§ **What the task asks**: Gather from the material every line that contains the string "Denise".

§ **Records shown**:
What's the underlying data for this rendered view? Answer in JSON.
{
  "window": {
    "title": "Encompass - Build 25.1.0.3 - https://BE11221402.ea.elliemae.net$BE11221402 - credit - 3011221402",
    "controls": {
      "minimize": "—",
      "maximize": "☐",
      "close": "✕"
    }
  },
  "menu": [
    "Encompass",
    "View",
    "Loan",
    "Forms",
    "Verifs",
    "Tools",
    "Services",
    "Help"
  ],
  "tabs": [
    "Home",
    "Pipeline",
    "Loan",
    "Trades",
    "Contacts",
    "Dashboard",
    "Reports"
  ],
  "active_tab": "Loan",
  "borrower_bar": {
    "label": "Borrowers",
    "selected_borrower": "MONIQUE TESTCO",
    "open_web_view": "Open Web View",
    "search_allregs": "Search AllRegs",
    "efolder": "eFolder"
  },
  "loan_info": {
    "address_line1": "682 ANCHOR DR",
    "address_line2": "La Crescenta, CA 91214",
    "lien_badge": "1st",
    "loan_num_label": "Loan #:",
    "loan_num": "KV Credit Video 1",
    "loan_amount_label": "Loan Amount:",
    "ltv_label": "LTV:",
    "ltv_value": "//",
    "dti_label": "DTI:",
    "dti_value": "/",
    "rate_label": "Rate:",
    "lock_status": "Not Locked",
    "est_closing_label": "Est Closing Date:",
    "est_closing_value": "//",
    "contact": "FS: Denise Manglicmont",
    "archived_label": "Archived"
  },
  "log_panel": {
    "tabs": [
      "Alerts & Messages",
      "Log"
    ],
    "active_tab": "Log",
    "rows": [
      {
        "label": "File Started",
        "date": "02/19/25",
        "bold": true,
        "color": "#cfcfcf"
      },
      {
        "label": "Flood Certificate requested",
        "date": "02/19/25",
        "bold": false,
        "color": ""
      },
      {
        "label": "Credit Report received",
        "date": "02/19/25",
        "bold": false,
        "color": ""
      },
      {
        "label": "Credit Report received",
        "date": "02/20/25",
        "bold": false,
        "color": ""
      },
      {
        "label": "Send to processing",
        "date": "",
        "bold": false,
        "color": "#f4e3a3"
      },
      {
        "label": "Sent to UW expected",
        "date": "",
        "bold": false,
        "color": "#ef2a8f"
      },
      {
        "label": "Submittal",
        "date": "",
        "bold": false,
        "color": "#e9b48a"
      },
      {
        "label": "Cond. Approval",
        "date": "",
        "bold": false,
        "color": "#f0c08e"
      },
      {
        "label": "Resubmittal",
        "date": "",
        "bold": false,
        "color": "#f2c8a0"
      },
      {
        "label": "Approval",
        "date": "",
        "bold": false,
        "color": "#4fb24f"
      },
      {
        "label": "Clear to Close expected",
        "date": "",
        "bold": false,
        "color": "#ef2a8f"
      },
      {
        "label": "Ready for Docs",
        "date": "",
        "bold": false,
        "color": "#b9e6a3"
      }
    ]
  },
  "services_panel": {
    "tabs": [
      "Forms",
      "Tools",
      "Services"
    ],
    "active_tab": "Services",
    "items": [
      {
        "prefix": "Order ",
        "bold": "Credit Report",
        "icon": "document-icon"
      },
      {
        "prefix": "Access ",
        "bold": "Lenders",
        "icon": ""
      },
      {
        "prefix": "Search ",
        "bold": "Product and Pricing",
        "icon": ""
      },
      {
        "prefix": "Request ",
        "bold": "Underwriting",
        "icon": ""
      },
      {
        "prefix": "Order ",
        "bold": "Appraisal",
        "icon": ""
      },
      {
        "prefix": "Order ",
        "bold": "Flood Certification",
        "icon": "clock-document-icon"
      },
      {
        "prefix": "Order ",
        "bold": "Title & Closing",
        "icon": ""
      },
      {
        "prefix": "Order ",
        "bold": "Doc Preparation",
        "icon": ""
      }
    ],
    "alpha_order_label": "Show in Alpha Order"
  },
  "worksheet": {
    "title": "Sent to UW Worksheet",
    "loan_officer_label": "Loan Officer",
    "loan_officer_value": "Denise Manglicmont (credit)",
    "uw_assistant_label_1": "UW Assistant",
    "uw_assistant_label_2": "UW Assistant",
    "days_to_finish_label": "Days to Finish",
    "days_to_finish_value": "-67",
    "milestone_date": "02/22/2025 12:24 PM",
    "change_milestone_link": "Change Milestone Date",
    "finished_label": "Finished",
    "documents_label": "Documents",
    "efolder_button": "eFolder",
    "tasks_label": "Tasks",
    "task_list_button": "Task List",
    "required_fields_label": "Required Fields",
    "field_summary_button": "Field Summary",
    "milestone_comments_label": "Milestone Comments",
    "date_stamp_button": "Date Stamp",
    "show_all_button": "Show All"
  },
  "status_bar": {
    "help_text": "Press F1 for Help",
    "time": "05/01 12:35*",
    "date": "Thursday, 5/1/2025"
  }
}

§ **Task output**:
    "contact": "FS: Denise Manglicmont",
    "loan_officer_value": "Denise Manglicmont (credit)",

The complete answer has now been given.